Skip all pictures, then print the remaining material exactly.

------ Input ------

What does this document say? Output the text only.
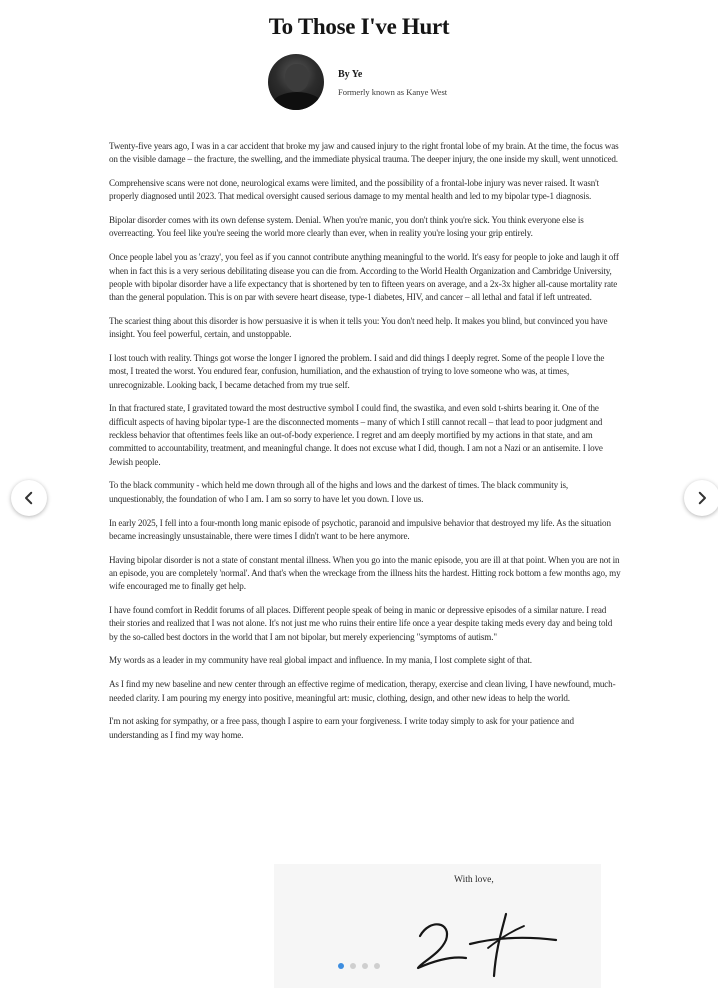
To Those I've Hurt
By Ye
Formerly known as Kanye West

Twenty-five years ago, I was in a car accident that broke my jaw and caused injury to the right frontal lobe of my brain. At the time, the focus was on the visible damage – the fracture, the swelling, and the immediate physical trauma. The deeper injury, the one inside my skull, went unnoticed.

Comprehensive scans were not done, neurological exams were limited, and the possibility of a frontal-lobe injury was never raised. It wasn't properly diagnosed until 2023. That medical oversight caused serious damage to my mental health and led to my bipolar type-1 diagnosis.

Bipolar disorder comes with its own defense system. Denial. When you're manic, you don't think you're sick. You think everyone else is overreacting. You feel like you're seeing the world more clearly than ever, when in reality you're losing your grip entirely.

Once people label you as 'crazy', you feel as if you cannot contribute anything meaningful to the world. It's easy for people to joke and laugh it off when in fact this is a very serious debilitating disease you can die from. According to the World Health Organization and Cambridge University, people with bipolar disorder have a life expectancy that is shortened by ten to fifteen years on average, and a 2x-3x higher all-cause mortality rate than the general population. This is on par with severe heart disease, type-1 diabetes, HIV, and cancer – all lethal and fatal if left untreated.

The scariest thing about this disorder is how persuasive it is when it tells you: You don't need help. It makes you blind, but convinced you have insight. You feel powerful, certain, and unstoppable.

I lost touch with reality. Things got worse the longer I ignored the problem. I said and did things I deeply regret. Some of the people I love the most, I treated the worst. You endured fear, confusion, humiliation, and the exhaustion of trying to love someone who was, at times, unrecognizable. Looking back, I became detached from my true self.

In that fractured state, I gravitated toward the most destructive symbol I could find, the swastika, and even sold t-shirts bearing it. One of the difficult aspects of having bipolar type-1 are the disconnected moments – many of which I still cannot recall – that lead to poor judgment and reckless behavior that oftentimes feels like an out-of-body experience. I regret and am deeply mortified by my actions in that state, and am committed to accountability, treatment, and meaningful change. It does not excuse what I did, though. I am not a Nazi or an antisemite. I love Jewish people.

To the black community - which held me down through all of the highs and lows and the darkest of times. The black community is, unquestionably, the foundation of who I am. I am so sorry to have let you down. I love us.

In early 2025, I fell into a four-month long manic episode of psychotic, paranoid and impulsive behavior that destroyed my life. As the situation became increasingly unsustainable, there were times I didn't want to be here anymore.

Having bipolar disorder is not a state of constant mental illness. When you go into the manic episode, you are ill at that point. When you are not in an episode, you are completely 'normal'. And that's when the wreckage from the illness hits the hardest. Hitting rock bottom a few months ago, my wife encouraged me to finally get help.

I have found comfort in Reddit forums of all places. Different people speak of being in manic or depressive episodes of a similar nature. I read their stories and realized that I was not alone. It's not just me who ruins their entire life once a year despite taking meds every day and being told by the so-called best doctors in the world that I am not bipolar, but merely experiencing "symptoms of autism."

My words as a leader in my community have real global impact and influence. In my mania, I lost complete sight of that.

As I find my new baseline and new center through an effective regime of medication, therapy, exercise and clean living, I have newfound, much-needed clarity. I am pouring my energy into positive, meaningful art: music, clothing, design, and other new ideas to help the world.

I'm not asking for sympathy, or a free pass, though I aspire to earn your forgiveness. I write today simply to ask for your patience and understanding as I find my way home.

With love,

------

= Worked answer =
What does this document say? Output the text only.
To Those I've Hurt
By Ye
Formerly known as Kanye West

Twenty-five years ago, I was in a car accident that broke my jaw and caused injury to the right frontal lobe of my brain. At the time, the focus was on the visible damage – the fracture, the swelling, and the immediate physical trauma. The deeper injury, the one inside my skull, went unnoticed.

Comprehensive scans were not done, neurological exams were limited, and the possibility of a frontal-lobe injury was never raised. It wasn't properly diagnosed until 2023. That medical oversight caused serious damage to my mental health and led to my bipolar type-1 diagnosis.

Bipolar disorder comes with its own defense system. Denial. When you're manic, you don't think you're sick. You think everyone else is overreacting. You feel like you're seeing the world more clearly than ever, when in reality you're losing your grip entirely.

Once people label you as 'crazy', you feel as if you cannot contribute anything meaningful to the world. It's easy for people to joke and laugh it off when in fact this is a very serious debilitating disease you can die from. According to the World Health Organization and Cambridge University, people with bipolar disorder have a life expectancy that is shortened by ten to fifteen years on average, and a 2x-3x higher all-cause mortality rate than the general population. This is on par with severe heart disease, type-1 diabetes, HIV, and cancer – all lethal and fatal if left untreated.

The scariest thing about this disorder is how persuasive it is when it tells you: You don't need help. It makes you blind, but convinced you have insight. You feel powerful, certain, and unstoppable.

I lost touch with reality. Things got worse the longer I ignored the problem. I said and did things I deeply regret. Some of the people I love the most, I treated the worst. You endured fear, confusion, humiliation, and the exhaustion of trying to love someone who was, at times, unrecognizable. Looking back, I became detached from my true self.

In that fractured state, I gravitated toward the most destructive symbol I could find, the swastika, and even sold t-shirts bearing it. One of the difficult aspects of having bipolar type-1 are the disconnected moments – many of which I still cannot recall – that lead to poor judgment and reckless behavior that oftentimes feels like an out-of-body experience. I regret and am deeply mortified by my actions in that state, and am committed to accountability, treatment, and meaningful change. It does not excuse what I did, though. I am not a Nazi or an antisemite. I love Jewish people.

To the black community - which held me down through all of the highs and lows and the darkest of times. The black community is, unquestionably, the foundation of who I am. I am so sorry to have let you down. I love us.

In early 2025, I fell into a four-month long manic episode of psychotic, paranoid and impulsive behavior that destroyed my life. As the situation became increasingly unsustainable, there were times I didn't want to be here anymore.

Having bipolar disorder is not a state of constant mental illness. When you go into the manic episode, you are ill at that point. When you are not in an episode, you are completely 'normal'. And that's when the wreckage from the illness hits the hardest. Hitting rock bottom a few months ago, my wife encouraged me to finally get help.

I have found comfort in Reddit forums of all places. Different people speak of being in manic or depressive episodes of a similar nature. I read their stories and realized that I was not alone. It's not just me who ruins their entire life once a year despite taking meds every day and being told by the so-called best doctors in the world that I am not bipolar, but merely experiencing "symptoms of autism."

My words as a leader in my community have real global impact and influence. In my mania, I lost complete sight of that.

As I find my new baseline and new center through an effective regime of medication, therapy, exercise and clean living, I have newfound, much-needed clarity. I am pouring my energy into positive, meaningful art: music, clothing, design, and other new ideas to help the world.

I'm not asking for sympathy, or a free pass, though I aspire to earn your forgiveness. I write today simply to ask for your patience and understanding as I find my way home.

With love,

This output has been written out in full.